# [Exercise inputs]
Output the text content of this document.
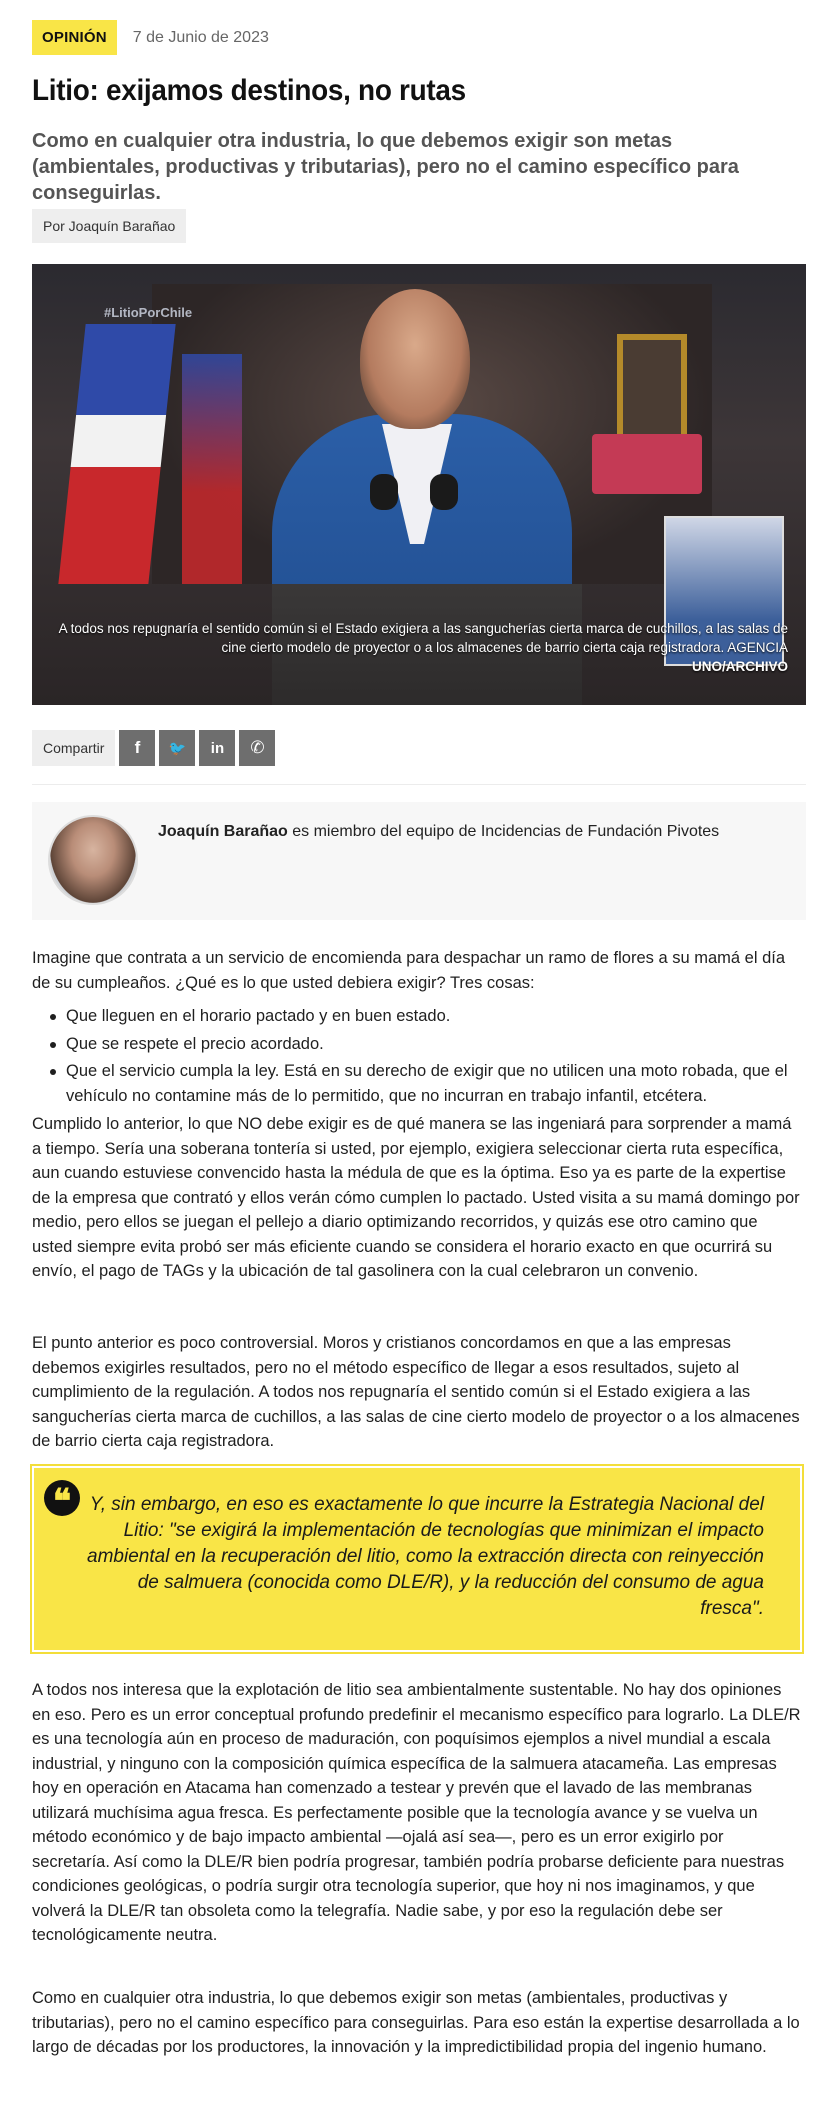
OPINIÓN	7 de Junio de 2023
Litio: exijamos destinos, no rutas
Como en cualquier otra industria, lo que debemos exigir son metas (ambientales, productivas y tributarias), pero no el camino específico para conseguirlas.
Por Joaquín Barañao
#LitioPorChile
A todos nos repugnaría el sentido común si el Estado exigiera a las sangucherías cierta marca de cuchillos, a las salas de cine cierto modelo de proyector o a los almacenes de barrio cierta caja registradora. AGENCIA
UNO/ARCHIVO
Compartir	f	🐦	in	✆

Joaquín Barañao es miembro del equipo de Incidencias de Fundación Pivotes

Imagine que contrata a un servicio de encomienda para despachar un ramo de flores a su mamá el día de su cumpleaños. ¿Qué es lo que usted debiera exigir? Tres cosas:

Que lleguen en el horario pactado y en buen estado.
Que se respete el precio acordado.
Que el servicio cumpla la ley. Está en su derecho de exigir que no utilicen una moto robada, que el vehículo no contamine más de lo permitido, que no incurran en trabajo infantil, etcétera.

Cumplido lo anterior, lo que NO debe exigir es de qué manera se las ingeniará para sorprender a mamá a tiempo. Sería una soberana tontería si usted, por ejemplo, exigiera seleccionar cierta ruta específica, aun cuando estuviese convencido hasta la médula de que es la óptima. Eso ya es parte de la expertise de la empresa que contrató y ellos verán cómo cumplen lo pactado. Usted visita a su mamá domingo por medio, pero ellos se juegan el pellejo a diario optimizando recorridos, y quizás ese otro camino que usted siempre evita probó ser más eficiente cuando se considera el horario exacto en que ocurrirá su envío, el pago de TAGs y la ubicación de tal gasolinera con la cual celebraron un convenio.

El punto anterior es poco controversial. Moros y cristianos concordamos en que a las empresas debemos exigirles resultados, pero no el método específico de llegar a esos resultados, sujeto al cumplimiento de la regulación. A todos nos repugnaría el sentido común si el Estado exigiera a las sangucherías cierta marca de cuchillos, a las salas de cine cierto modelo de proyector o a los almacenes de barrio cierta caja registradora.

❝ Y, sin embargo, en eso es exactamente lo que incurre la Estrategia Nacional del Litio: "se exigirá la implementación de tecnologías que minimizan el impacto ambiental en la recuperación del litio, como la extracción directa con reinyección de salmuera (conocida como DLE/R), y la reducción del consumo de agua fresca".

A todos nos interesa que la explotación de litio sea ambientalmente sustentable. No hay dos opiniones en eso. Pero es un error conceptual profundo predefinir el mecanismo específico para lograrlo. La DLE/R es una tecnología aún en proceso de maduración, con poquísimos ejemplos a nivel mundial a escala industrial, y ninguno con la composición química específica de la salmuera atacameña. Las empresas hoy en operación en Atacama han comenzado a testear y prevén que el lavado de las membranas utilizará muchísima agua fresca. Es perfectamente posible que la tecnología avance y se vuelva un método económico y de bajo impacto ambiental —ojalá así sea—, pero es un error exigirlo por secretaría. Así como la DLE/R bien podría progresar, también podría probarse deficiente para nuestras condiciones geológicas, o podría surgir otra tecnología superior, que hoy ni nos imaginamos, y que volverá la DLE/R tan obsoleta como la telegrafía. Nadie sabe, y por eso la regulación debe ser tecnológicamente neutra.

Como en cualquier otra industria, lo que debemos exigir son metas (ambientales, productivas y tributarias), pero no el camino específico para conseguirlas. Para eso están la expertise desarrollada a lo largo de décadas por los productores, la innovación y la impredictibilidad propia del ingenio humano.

--

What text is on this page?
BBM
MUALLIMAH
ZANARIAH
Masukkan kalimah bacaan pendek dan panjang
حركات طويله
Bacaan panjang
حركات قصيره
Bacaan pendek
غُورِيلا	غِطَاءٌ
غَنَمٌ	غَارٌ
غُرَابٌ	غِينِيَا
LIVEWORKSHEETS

# [Problem to solve]
Show each line of the data that contains the string "marca".

# [Correct answer]
A todos nos repugnaría el sentido común si el Estado exigiera a las sangucherías cierta marca de cuchillos, a las salas de cine cierto modelo de proyector o a los almacenes de barrio cierta caja registradora. AGENCIA
El punto anterior es poco controversial. Moros y cristianos concordamos en que a las empresas debemos exigirles resultados, pero no el método específico de llegar a esos resultados, sujeto al cumplimiento de la regulación. A todos nos repugnaría el sentido común si el Estado exigiera a las sangucherías cierta marca de cuchillos, a las salas de cine cierto modelo de proyector o a los almacenes de barrio cierta caja registradora.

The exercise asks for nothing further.